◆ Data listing
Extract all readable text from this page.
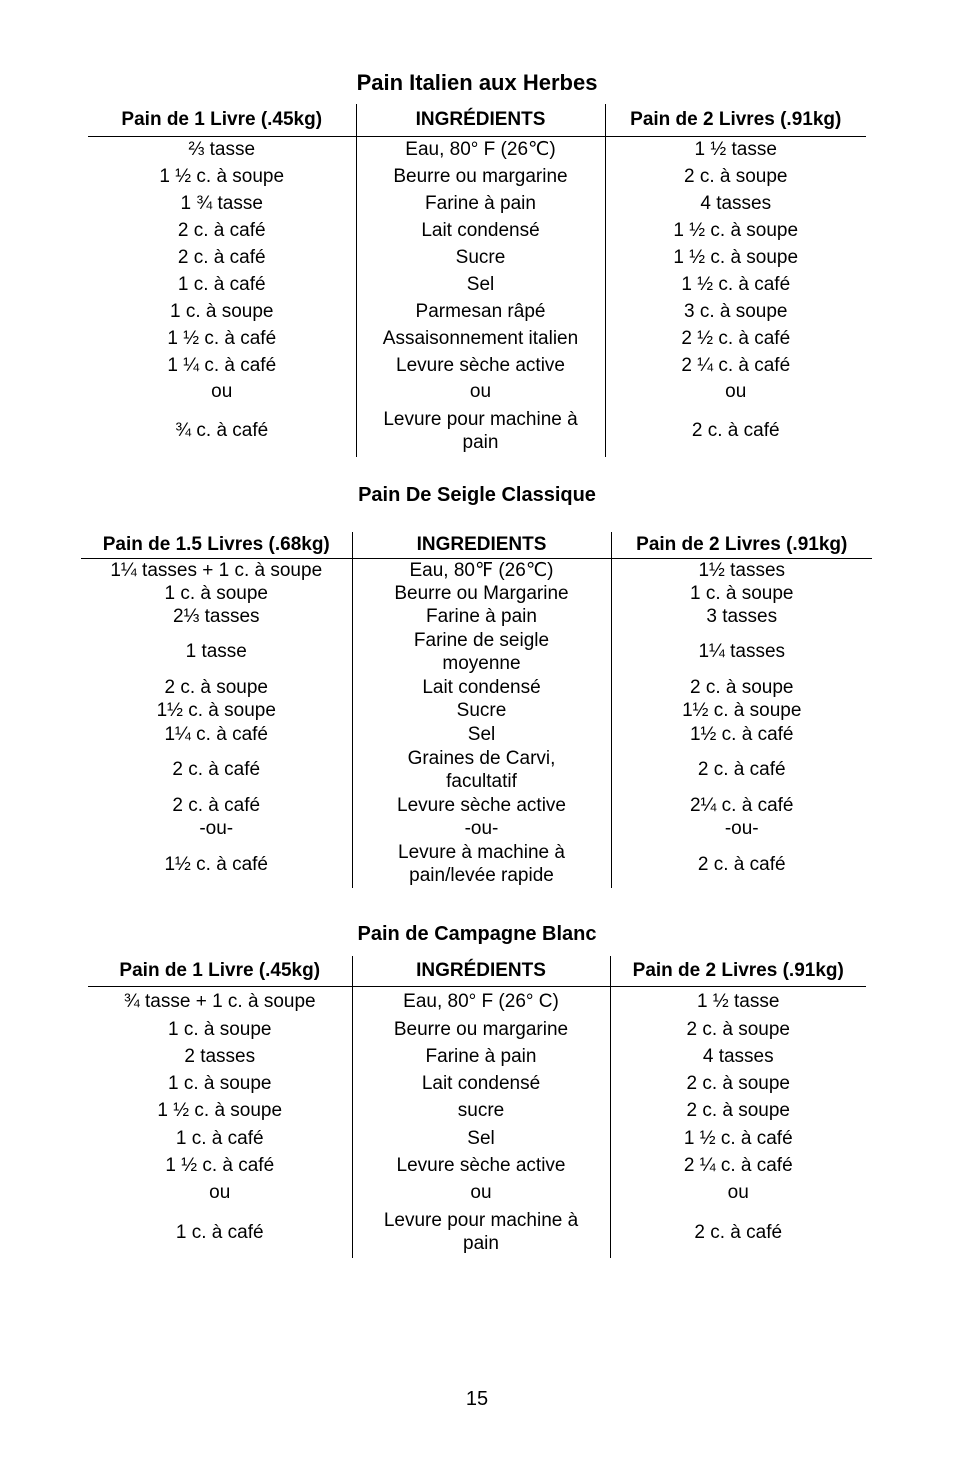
Pain Italien aux Herbes
Pain de 1 Livre (.45kg)	INGRÉDIENTS	Pain de 2 Livres (.91kg)
⅔ tasse	Eau, 80° F (26℃)	1 ½ tasse
1 ½ c. à soupe	Beurre ou margarine	2 c. à soupe
1 ¾ tasse	Farine à pain	4 tasses
2 c. à café	Lait condensé	1 ½ c. à soupe
2 c. à café	Sucre	1 ½ c. à soupe
1 c. à café	Sel	1 ½ c. à café
1 c. à soupe	Parmesan râpé	3 c. à soupe
1 ½ c. à café	Assaisonnement italien	2 ½ c. à café
1 ¼ c. à café	Levure sèche active	2 ¼ c. à café
ou	ou	ou
¾ c. à café	Levure pour machine à pain	2 c. à café
Pain De Seigle Classique
Pain de 1.5 Livres (.68kg)	INGREDIENTS	Pain de 2 Livres (.91kg)
1¼ tasses + 1 c. à soupe	Eau, 80℉ (26℃)	1½ tasses
1 c. à soupe	Beurre ou Margarine	1 c. à soupe
2⅓ tasses	Farine à pain	3 tasses
1 tasse	Farine de seigle moyenne	1¼ tasses
2 c. à soupe	Lait condensé	2 c. à soupe
1½ c. à soupe	Sucre	1½ c. à soupe
1¼ c. à café	Sel	1½ c. à café
2 c. à café	Graines de Carvi, facultatif	2 c. à café
2 c. à café	Levure sèche active	2¼ c. à café
-ou-	-ou-	-ou-
1½ c. à café	Levure à machine à pain/levée rapide	2 c. à café
Pain de Campagne Blanc
Pain de 1 Livre (.45kg)	INGRÉDIENTS	Pain de 2 Livres (.91kg)
¾ tasse + 1 c. à soupe	Eau, 80° F (26° C)	1 ½ tasse
1 c. à soupe	Beurre ou margarine	2 c. à soupe
2 tasses	Farine à pain	4 tasses
1 c. à soupe	Lait condensé	2 c. à soupe
1 ½ c. à soupe	sucre	2 c. à soupe
1 c. à café	Sel	1 ½ c. à café
1 ½ c. à café	Levure sèche active	2 ¼ c. à café
ou	ou	ou
1 c. à café	Levure pour machine à pain	2 c. à café
15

◆ THE REQUEST
From the records given above, reproduce all text exactly and exclude each picture.

◆ CORRECT OUTPUT
Extract all readable text from this page.
Pain Italien aux Herbes
Pain de 1 Livre (.45kg)	INGRÉDIENTS	Pain de 2 Livres (.91kg)
⅔ tasse	Eau, 80° F (26℃)	1 ½ tasse
1 ½ c. à soupe	Beurre ou margarine	2 c. à soupe
1 ¾ tasse	Farine à pain	4 tasses
2 c. à café	Lait condensé	1 ½ c. à soupe
2 c. à café	Sucre	1 ½ c. à soupe
1 c. à café	Sel	1 ½ c. à café
1 c. à soupe	Parmesan râpé	3 c. à soupe
1 ½ c. à café	Assaisonnement italien	2 ½ c. à café
1 ¼ c. à café	Levure sèche active	2 ¼ c. à café
ou	ou	ou
¾ c. à café	Levure pour machine à pain	2 c. à café
Pain De Seigle Classique
Pain de 1.5 Livres (.68kg)	INGREDIENTS	Pain de 2 Livres (.91kg)
1¼ tasses + 1 c. à soupe	Eau, 80℉ (26℃)	1½ tasses
1 c. à soupe	Beurre ou Margarine	1 c. à soupe
2⅓ tasses	Farine à pain	3 tasses
1 tasse	Farine de seigle moyenne	1¼ tasses
2 c. à soupe	Lait condensé	2 c. à soupe
1½ c. à soupe	Sucre	1½ c. à soupe
1¼ c. à café	Sel	1½ c. à café
2 c. à café	Graines de Carvi, facultatif	2 c. à café
2 c. à café	Levure sèche active	2¼ c. à café
-ou-	-ou-	-ou-
1½ c. à café	Levure à machine à pain/levée rapide	2 c. à café
Pain de Campagne Blanc
Pain de 1 Livre (.45kg)	INGRÉDIENTS	Pain de 2 Livres (.91kg)
¾ tasse + 1 c. à soupe	Eau, 80° F (26° C)	1 ½ tasse
1 c. à soupe	Beurre ou margarine	2 c. à soupe
2 tasses	Farine à pain	4 tasses
1 c. à soupe	Lait condensé	2 c. à soupe
1 ½ c. à soupe	sucre	2 c. à soupe
1 c. à café	Sel	1 ½ c. à café
1 ½ c. à café	Levure sèche active	2 ¼ c. à café
ou	ou	ou
1 c. à café	Levure pour machine à pain	2 c. à café
15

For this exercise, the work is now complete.